* Exercise directions *
Show every line in the records below that contains the string "pinaster", copying each one in full. Case counts.

[A run of records]
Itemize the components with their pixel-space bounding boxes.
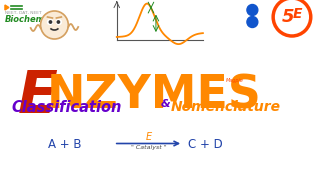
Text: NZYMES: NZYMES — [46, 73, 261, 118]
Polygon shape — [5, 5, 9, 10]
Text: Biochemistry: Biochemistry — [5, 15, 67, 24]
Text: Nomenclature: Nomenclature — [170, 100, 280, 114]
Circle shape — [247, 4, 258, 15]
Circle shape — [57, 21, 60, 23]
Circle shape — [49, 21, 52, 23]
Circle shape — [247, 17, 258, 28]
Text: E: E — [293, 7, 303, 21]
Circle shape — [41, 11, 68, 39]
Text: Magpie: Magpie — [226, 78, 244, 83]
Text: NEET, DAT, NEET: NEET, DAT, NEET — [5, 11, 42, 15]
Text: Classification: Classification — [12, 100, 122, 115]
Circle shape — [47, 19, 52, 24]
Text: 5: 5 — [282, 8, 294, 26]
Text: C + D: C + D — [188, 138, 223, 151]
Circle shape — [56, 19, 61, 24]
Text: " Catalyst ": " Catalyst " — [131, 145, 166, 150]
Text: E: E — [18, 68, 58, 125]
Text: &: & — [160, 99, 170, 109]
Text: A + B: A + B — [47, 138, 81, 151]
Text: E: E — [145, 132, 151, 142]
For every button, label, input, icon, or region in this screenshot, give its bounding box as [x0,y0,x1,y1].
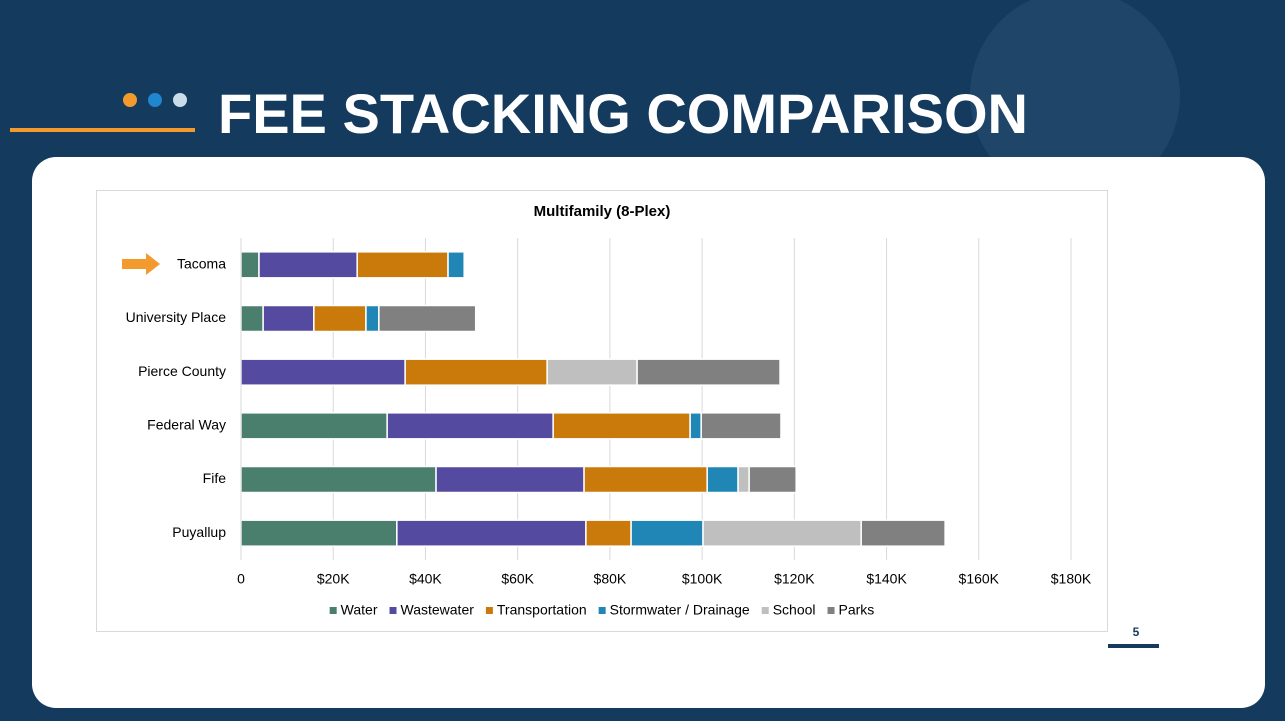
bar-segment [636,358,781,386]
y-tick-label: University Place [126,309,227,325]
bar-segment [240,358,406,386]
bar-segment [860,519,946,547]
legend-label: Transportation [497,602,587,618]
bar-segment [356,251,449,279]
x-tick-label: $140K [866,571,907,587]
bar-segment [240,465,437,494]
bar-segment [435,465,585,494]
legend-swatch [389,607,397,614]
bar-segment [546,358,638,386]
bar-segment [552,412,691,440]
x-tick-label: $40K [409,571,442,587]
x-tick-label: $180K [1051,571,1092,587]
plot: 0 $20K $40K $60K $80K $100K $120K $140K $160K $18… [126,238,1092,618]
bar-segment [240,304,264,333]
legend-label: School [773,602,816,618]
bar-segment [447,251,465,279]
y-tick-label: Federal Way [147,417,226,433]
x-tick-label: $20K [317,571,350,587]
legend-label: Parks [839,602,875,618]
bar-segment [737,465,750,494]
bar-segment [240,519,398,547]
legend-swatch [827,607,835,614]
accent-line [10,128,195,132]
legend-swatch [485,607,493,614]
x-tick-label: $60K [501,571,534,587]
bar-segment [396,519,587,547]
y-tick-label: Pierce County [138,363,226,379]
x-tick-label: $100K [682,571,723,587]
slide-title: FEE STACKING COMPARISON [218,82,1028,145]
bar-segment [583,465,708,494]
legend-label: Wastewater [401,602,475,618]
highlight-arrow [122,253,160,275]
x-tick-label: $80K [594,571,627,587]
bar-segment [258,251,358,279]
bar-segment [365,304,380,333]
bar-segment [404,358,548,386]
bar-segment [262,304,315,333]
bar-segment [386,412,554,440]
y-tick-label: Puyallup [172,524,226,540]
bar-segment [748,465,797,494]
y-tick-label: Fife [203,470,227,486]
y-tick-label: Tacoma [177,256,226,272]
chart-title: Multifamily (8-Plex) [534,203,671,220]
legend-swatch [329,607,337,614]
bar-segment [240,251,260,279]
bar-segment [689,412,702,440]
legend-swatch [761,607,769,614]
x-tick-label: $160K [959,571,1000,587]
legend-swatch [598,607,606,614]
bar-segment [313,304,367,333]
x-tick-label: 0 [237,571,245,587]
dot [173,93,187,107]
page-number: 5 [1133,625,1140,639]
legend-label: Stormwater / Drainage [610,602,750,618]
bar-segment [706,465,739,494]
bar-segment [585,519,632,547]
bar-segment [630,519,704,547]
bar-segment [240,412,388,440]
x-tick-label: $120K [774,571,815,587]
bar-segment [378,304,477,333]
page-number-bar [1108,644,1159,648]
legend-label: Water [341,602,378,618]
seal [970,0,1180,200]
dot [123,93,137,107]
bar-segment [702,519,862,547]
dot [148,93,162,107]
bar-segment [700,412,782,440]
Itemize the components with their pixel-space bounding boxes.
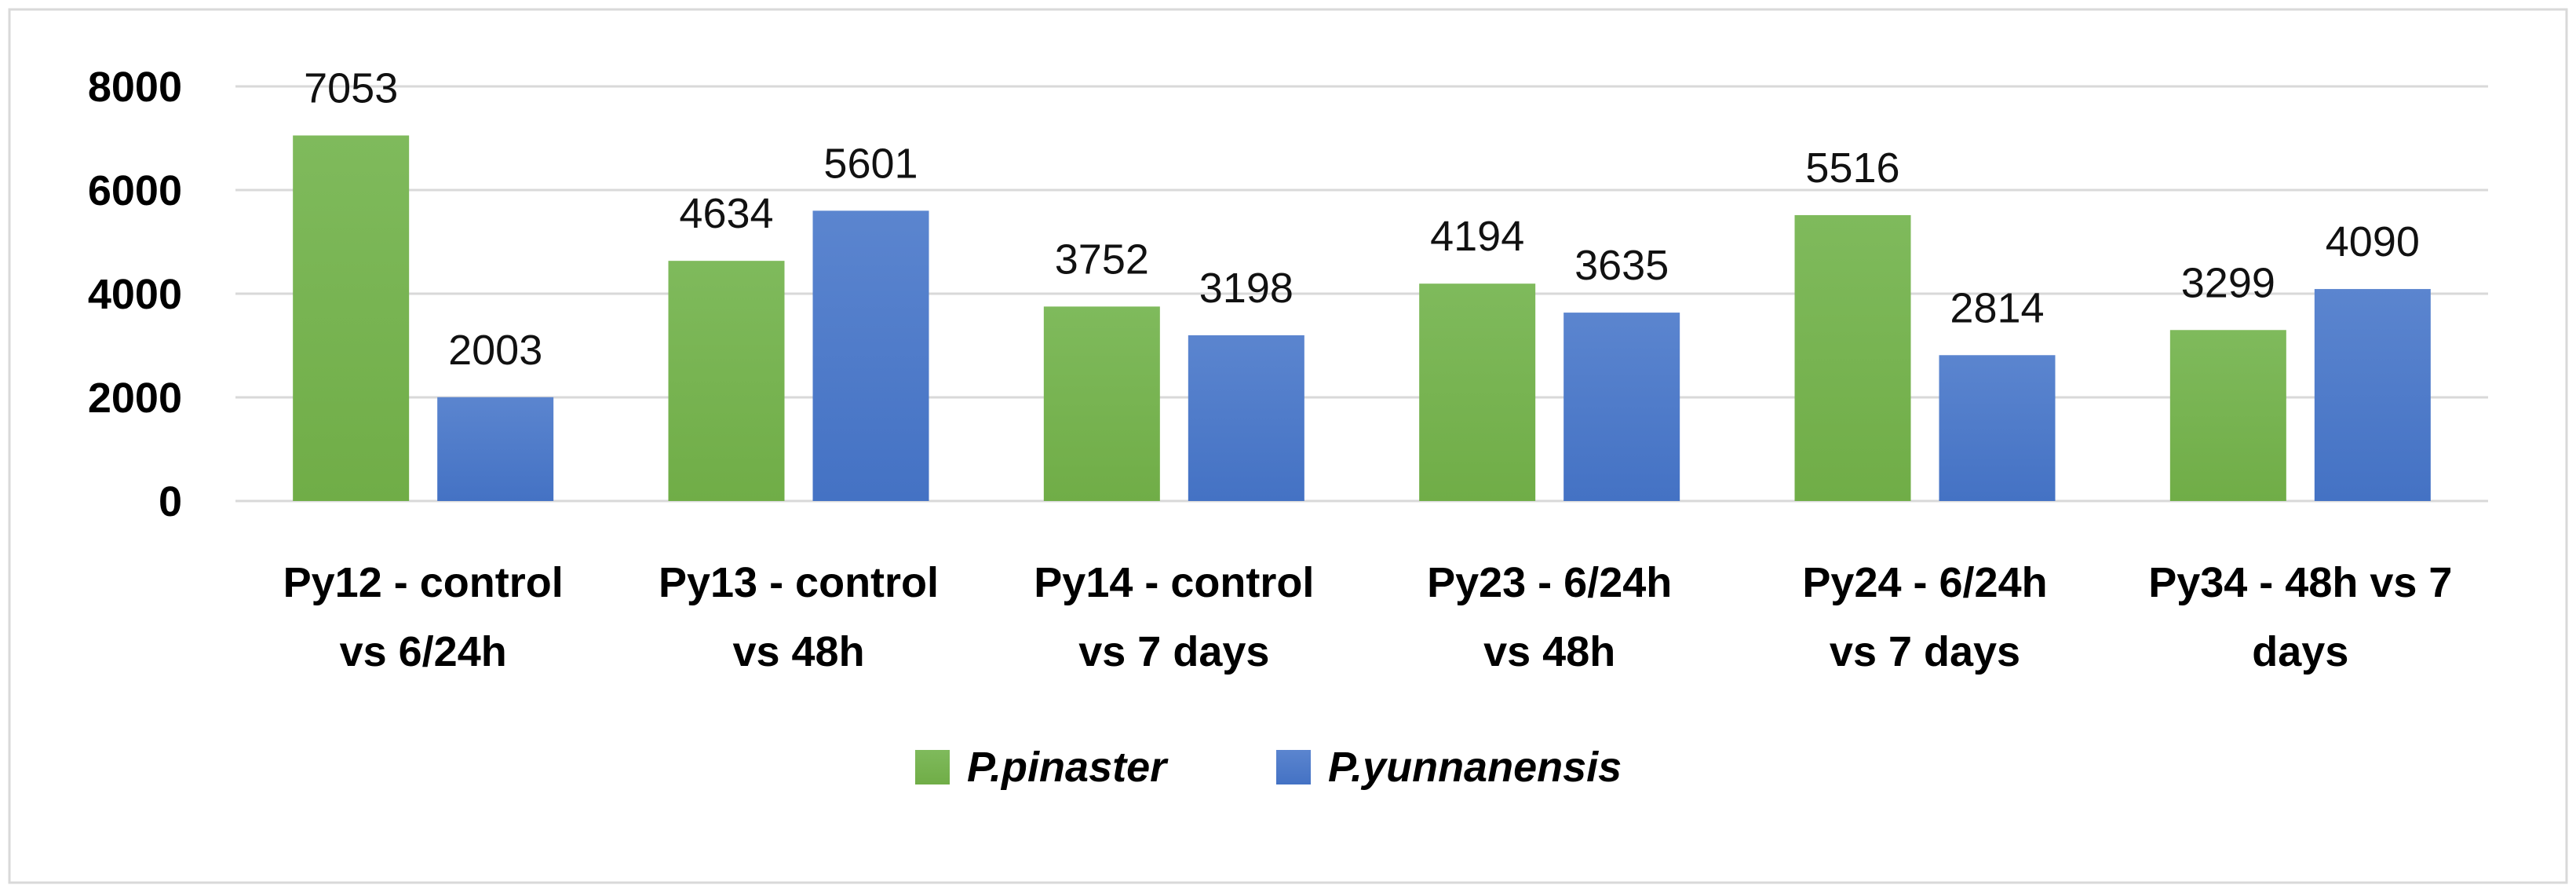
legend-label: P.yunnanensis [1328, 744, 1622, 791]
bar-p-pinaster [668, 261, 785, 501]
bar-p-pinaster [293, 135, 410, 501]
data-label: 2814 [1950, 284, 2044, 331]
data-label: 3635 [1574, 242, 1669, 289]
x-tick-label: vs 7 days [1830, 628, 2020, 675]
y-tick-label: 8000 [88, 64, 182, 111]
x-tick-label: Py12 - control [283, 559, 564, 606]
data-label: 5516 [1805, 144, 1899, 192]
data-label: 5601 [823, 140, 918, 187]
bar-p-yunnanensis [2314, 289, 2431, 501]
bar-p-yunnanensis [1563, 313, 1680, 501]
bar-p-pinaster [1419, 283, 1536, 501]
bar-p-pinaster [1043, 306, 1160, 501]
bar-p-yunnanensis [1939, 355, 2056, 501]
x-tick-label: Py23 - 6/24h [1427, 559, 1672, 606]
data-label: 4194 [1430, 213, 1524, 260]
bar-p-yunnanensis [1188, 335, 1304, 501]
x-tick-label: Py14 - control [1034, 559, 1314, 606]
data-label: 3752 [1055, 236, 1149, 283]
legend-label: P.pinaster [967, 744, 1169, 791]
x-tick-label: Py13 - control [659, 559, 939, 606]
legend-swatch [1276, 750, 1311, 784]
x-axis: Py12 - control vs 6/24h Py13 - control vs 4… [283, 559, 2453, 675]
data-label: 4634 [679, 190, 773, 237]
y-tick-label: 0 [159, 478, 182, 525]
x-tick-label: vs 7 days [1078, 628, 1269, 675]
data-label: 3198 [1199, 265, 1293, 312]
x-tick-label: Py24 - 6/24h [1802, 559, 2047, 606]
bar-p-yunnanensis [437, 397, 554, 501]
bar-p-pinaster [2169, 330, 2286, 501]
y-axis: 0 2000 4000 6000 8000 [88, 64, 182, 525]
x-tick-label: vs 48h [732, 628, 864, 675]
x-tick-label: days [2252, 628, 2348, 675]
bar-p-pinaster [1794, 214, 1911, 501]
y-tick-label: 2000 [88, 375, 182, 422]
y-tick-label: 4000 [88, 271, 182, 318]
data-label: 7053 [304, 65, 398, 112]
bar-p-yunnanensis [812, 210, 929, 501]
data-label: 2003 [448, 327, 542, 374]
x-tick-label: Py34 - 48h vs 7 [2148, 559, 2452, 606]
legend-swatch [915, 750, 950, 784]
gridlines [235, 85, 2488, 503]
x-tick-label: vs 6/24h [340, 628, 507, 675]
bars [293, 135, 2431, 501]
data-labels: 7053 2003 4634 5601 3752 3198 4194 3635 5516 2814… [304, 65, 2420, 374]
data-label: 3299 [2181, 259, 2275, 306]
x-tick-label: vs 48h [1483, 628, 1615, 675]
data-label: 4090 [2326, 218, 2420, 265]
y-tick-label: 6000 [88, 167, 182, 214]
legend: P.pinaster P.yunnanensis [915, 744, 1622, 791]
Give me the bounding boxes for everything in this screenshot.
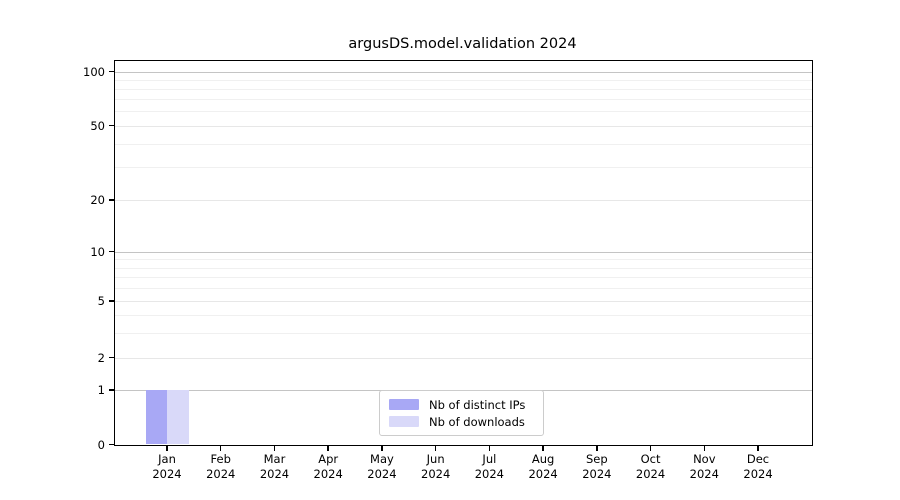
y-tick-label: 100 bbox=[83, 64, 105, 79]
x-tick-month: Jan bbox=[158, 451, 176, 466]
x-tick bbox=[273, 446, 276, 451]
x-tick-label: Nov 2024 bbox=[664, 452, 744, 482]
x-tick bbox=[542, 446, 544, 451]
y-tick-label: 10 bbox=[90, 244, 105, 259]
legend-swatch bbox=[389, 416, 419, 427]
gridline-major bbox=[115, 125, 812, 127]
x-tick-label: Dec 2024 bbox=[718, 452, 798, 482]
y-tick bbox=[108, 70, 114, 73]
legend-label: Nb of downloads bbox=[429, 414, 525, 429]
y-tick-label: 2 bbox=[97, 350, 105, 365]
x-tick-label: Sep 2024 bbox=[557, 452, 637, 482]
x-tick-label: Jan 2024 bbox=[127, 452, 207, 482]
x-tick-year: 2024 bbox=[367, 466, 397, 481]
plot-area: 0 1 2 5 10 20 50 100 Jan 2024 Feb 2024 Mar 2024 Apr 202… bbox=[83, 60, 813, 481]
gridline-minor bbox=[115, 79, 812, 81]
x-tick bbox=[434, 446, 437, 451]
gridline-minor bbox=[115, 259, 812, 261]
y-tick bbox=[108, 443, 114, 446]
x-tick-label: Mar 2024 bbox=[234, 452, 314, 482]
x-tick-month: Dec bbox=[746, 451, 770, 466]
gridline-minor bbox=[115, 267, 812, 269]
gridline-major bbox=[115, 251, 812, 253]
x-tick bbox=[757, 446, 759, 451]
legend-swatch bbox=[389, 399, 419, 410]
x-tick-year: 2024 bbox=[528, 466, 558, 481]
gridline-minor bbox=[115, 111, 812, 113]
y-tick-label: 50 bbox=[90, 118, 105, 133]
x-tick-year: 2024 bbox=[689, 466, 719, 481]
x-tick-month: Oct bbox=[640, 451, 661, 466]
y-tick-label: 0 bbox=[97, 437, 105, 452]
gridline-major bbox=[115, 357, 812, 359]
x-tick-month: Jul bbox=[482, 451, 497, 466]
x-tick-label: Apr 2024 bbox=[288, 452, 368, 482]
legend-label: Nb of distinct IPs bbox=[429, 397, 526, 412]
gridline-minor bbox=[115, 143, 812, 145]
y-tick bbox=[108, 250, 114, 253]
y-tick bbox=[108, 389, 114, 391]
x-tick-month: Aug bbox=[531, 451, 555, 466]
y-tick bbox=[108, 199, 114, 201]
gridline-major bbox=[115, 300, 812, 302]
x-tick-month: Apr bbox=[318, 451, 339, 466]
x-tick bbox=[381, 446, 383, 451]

* Answer below *
bar-p-pinaster [668, 261, 785, 501]
bar-p-pinaster [293, 135, 410, 501]
bar-p-pinaster [1419, 283, 1536, 501]
bar-p-pinaster [1043, 306, 1160, 501]
legend-label: P.pinaster [967, 744, 1169, 791]
bar-p-pinaster [2169, 330, 2286, 501]
bar-p-pinaster [1794, 214, 1911, 501]
legend: P.pinaster P.yunnanensis [915, 744, 1622, 791]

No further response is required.